start PASSAGE TO READ

The e-book tsunami


E-Books are racing through milestones. In July, Amazon announced that e-books for its Kindle outsold hardcover books in its latest quarter; in January, it expanded that and said e-books were now outselling all books. And in February, Borders filed for bankruptcy.

How long do traditional book retailers have to adapt to an e-book-centric industry? Two years. Tops.  

That’s the forecast from Barnes & Noble executive Marc Parrish, who spoke Wednesday morning at GigaOm’s Structure Big Data conference in NYC.

"The book business is changing more radically now, and quicker, than movies or music or newspapers have, because we’re doing it in a matter of months," he said. "In next 24 months is when this business will totally shift."

In 2011, analysts forecast e-reader sales of 18 million units, and 35% market penetration. That is, among all those in the U.S. who read one or more books a month (a depressingly small percentage of the population), more than one-third of them will have a device they use for reading e-books.

end PASSAGE TO READ
start SUPPLIED INFORMATION

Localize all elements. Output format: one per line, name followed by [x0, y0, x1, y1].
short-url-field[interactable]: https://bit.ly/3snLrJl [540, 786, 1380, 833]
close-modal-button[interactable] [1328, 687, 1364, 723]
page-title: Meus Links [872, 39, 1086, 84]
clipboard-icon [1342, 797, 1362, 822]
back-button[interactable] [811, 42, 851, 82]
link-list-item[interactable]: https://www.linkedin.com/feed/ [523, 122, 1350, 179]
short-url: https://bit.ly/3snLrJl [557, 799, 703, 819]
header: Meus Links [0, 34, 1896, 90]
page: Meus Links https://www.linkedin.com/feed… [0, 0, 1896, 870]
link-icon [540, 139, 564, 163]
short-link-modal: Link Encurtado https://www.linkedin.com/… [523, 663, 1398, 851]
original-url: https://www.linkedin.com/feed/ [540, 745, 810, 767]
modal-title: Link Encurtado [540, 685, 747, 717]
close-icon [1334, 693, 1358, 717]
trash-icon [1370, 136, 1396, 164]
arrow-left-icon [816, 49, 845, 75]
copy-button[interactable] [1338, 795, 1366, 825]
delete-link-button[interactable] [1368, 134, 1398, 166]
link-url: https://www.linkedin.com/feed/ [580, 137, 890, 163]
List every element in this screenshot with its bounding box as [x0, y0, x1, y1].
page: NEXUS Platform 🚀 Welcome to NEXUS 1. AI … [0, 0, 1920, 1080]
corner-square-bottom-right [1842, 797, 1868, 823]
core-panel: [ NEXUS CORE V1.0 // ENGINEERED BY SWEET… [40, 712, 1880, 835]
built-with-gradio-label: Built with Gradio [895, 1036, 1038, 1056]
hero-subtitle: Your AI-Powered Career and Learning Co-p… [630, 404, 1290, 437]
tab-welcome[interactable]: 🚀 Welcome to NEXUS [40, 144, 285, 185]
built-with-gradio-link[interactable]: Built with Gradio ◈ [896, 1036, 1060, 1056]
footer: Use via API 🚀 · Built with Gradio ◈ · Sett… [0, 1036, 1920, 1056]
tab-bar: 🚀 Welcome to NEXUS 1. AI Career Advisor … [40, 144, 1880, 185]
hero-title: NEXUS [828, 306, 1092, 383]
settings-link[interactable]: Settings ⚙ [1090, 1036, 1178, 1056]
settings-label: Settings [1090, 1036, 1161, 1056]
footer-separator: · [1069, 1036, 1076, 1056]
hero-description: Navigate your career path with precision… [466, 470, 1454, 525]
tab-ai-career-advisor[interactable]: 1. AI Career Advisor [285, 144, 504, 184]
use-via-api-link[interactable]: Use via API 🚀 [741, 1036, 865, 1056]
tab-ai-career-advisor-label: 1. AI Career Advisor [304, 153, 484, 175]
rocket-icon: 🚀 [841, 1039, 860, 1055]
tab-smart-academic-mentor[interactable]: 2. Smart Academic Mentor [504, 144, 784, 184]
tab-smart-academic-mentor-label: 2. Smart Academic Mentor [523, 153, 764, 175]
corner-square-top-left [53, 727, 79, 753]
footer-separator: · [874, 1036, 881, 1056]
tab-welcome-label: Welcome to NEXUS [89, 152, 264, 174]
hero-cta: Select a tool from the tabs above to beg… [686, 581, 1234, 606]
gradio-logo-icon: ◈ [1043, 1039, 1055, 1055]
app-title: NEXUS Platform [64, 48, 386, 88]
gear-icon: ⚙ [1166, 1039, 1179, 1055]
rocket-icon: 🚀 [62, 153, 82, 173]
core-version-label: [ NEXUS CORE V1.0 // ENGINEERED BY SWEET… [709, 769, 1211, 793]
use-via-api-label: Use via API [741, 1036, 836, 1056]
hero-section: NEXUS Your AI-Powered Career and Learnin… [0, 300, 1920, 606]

end SUPPLIED INFORMATION

# [EXERCISES]
a) According to the e-book article, where did Marc Parrish speak on Wednesday morning?
b) Copy the e-book article starting at the words that have "The e-book tsunami" and stopping after "filed for bankruptcy.", and switch "Amazon" to "Kobo".

# [EXERCISE RESPONSES]
a) At GigaOm's Structure Big Data conference in NYC.

b)
The e-book tsunami


E-Books are racing through milestones. In July, Kobo announced that e-books for its Kindle outsold hardcover books in its latest quarter; in January, it expanded that and said e-books were now outselling all books. And in February, Borders filed for bankruptcy.